Objective: Copy all lines in which the word "this" can be found.

# Data section start

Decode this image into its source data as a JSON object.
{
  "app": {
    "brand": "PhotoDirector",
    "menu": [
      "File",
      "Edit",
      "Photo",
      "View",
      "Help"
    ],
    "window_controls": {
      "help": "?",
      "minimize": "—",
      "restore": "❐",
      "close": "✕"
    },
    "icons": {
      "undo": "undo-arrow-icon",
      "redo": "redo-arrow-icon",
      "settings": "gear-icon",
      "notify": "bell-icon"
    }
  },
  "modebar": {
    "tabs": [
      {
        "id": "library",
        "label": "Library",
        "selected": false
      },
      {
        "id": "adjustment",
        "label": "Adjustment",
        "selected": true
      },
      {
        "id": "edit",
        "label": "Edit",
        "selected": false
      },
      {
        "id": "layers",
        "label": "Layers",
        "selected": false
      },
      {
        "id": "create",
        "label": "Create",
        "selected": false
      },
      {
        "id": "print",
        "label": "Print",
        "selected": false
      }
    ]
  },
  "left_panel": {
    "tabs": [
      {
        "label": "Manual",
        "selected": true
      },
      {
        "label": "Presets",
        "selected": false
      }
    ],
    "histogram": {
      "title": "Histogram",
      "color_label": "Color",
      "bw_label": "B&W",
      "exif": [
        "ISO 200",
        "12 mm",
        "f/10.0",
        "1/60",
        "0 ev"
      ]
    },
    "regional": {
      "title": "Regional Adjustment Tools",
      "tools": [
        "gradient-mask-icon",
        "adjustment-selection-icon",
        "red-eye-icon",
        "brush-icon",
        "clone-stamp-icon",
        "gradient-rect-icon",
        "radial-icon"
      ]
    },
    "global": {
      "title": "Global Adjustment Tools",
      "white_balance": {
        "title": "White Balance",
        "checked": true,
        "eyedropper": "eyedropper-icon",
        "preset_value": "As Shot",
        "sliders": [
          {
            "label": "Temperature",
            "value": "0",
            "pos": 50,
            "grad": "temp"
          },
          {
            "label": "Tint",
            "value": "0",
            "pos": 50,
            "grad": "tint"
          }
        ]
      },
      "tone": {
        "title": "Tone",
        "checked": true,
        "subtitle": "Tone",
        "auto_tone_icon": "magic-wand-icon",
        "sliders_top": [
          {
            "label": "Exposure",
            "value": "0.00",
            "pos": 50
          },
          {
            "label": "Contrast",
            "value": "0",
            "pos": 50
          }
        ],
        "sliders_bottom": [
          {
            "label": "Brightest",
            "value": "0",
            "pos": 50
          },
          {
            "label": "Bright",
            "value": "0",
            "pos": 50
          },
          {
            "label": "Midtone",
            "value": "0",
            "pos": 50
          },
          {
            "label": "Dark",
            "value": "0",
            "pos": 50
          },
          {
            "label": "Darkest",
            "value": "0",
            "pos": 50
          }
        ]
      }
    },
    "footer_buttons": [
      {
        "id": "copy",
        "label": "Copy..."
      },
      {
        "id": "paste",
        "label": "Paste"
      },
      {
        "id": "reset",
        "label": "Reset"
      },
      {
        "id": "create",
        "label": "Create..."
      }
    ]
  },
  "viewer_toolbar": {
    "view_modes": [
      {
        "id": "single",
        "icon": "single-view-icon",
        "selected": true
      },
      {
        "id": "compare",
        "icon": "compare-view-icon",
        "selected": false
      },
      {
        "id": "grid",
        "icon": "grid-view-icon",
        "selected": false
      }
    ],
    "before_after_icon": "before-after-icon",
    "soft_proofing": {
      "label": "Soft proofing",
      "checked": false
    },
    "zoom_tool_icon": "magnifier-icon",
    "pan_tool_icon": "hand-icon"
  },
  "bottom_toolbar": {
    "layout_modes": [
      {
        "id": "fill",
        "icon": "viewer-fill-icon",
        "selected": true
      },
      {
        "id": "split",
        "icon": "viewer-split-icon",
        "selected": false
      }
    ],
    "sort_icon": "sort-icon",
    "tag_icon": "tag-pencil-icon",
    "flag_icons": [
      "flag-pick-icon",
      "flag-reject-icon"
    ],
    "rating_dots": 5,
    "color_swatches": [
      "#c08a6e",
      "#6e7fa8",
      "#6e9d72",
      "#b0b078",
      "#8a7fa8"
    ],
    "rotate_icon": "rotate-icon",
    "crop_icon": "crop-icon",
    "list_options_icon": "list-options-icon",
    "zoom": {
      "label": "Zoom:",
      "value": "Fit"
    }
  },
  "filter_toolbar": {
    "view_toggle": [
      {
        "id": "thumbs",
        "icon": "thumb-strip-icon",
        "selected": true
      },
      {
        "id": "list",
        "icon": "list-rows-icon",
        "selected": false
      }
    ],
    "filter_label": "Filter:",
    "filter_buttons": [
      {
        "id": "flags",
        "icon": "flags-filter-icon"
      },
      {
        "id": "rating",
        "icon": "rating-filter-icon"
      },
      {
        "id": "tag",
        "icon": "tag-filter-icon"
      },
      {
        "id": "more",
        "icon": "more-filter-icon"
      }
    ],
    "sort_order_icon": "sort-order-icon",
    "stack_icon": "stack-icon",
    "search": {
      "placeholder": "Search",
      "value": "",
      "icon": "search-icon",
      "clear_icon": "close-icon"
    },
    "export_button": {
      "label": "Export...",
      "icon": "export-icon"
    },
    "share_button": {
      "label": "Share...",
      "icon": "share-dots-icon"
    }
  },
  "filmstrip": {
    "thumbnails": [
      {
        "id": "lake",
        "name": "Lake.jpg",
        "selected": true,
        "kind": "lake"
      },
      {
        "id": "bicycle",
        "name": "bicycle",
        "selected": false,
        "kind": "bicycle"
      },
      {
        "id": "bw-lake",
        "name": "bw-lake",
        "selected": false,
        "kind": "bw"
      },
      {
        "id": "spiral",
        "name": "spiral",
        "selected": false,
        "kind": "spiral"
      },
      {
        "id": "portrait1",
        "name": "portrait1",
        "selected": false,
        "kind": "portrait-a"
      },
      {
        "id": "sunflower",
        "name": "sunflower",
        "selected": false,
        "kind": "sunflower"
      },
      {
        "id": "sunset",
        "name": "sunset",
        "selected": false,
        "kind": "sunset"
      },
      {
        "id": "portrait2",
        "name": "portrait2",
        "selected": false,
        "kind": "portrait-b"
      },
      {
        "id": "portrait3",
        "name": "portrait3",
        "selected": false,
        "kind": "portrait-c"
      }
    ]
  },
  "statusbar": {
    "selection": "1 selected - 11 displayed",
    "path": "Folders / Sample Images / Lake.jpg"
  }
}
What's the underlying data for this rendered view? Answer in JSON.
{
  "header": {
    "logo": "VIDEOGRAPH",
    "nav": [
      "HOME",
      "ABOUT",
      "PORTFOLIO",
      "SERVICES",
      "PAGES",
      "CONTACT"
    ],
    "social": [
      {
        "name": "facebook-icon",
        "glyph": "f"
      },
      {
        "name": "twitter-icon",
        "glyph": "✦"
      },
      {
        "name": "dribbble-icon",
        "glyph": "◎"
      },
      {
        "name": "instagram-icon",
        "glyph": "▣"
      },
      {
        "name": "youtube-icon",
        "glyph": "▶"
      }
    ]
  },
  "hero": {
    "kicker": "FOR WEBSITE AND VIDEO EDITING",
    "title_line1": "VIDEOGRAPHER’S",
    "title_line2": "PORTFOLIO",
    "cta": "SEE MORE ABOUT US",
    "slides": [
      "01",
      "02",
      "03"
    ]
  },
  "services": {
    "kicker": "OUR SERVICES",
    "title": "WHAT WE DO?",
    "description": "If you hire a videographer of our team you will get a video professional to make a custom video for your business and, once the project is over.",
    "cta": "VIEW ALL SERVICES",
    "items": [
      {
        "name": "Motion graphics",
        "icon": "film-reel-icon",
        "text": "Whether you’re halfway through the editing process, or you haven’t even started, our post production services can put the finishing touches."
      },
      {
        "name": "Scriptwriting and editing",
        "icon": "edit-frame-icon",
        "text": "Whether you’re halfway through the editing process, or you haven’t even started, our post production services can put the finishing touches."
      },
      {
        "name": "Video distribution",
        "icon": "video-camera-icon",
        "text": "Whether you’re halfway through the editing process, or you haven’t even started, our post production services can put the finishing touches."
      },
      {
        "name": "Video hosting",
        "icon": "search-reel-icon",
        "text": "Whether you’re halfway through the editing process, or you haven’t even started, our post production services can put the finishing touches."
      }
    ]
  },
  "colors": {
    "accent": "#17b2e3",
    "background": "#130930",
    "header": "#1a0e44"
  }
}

# Data section end

In response:
Decode this image into its source data as a JSON object.
What's the underlying data for this rendered view? Answer in JSON.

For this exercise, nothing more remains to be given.